**Aim**: Copy out all of the data below with no alterations.

**Provided information**:
• • • • • • •

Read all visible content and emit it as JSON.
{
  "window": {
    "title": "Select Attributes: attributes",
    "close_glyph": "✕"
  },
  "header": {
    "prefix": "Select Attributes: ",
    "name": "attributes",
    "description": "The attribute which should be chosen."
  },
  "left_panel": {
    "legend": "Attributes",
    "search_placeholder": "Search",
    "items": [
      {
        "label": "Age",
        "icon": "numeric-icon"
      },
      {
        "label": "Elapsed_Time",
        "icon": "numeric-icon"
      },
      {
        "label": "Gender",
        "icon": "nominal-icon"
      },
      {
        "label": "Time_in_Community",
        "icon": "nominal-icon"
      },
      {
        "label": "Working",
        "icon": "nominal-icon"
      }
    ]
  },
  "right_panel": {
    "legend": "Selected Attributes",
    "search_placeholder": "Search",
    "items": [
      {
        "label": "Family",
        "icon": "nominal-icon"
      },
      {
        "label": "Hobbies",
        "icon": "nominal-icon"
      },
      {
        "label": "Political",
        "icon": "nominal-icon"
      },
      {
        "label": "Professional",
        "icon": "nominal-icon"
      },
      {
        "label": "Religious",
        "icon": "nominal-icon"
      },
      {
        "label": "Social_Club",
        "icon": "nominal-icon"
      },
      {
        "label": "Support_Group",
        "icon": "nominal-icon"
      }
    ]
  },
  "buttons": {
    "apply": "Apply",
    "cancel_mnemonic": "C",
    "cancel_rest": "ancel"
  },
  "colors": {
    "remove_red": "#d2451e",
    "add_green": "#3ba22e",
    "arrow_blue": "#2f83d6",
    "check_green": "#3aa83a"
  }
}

• • • • • • •

**Exercise output**:
Read all visible content and emit it as JSON.
{
  "window": {
    "title": "Select Attributes: attributes",
    "close_glyph": "✕"
  },
  "header": {
    "prefix": "Select Attributes: ",
    "name": "attributes",
    "description": "The attribute which should be chosen."
  },
  "left_panel": {
    "legend": "Attributes",
    "search_placeholder": "Search",
    "items": [
      {
        "label": "Age",
        "icon": "numeric-icon"
      },
      {
        "label": "Elapsed_Time",
        "icon": "numeric-icon"
      },
      {
        "label": "Gender",
        "icon": "nominal-icon"
      },
      {
        "label": "Time_in_Community",
        "icon": "nominal-icon"
      },
      {
        "label": "Working",
        "icon": "nominal-icon"
      }
    ]
  },
  "right_panel": {
    "legend": "Selected Attributes",
    "search_placeholder": "Search",
    "items": [
      {
        "label": "Family",
        "icon": "nominal-icon"
      },
      {
        "label": "Hobbies",
        "icon": "nominal-icon"
      },
      {
        "label": "Political",
        "icon": "nominal-icon"
      },
      {
        "label": "Professional",
        "icon": "nominal-icon"
      },
      {
        "label": "Religious",
        "icon": "nominal-icon"
      },
      {
        "label": "Social_Club",
        "icon": "nominal-icon"
      },
      {
        "label": "Support_Group",
        "icon": "nominal-icon"
      }
    ]
  },
  "buttons": {
    "apply": "Apply",
    "cancel_mnemonic": "C",
    "cancel_rest": "ancel"
  },
  "colors": {
    "remove_red": "#d2451e",
    "add_green": "#3ba22e",
    "arrow_blue": "#2f83d6",
    "check_green": "#3aa83a"
  }
}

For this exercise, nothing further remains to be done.